• _WHAT NEEDS TO BE DONE_
Your answer is a single number: how many lines hold the word "Взятие"?
## start DATA FOR PROCESSING
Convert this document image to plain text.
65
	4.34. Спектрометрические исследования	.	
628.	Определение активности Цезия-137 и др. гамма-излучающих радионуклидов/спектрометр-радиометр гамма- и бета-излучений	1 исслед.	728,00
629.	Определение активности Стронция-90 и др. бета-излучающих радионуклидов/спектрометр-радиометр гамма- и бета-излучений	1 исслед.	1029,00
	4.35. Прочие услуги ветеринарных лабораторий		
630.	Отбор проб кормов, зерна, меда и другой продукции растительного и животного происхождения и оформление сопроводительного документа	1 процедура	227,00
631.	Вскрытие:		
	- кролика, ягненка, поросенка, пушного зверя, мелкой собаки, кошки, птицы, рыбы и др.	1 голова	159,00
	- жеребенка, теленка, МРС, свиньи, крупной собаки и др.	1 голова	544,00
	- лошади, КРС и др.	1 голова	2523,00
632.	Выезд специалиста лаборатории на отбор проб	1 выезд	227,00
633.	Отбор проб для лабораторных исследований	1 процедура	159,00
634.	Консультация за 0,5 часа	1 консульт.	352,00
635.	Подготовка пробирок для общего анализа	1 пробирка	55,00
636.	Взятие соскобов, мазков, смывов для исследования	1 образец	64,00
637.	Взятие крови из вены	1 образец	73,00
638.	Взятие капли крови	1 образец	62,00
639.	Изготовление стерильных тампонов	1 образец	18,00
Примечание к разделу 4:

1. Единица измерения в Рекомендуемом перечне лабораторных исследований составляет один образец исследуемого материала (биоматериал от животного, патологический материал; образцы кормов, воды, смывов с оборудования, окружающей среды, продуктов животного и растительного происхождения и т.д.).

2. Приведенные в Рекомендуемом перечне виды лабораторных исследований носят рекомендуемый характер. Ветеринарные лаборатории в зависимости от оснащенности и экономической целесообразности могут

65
## end DATA FOR PROCESSING
• _FULL SOLUTION_
3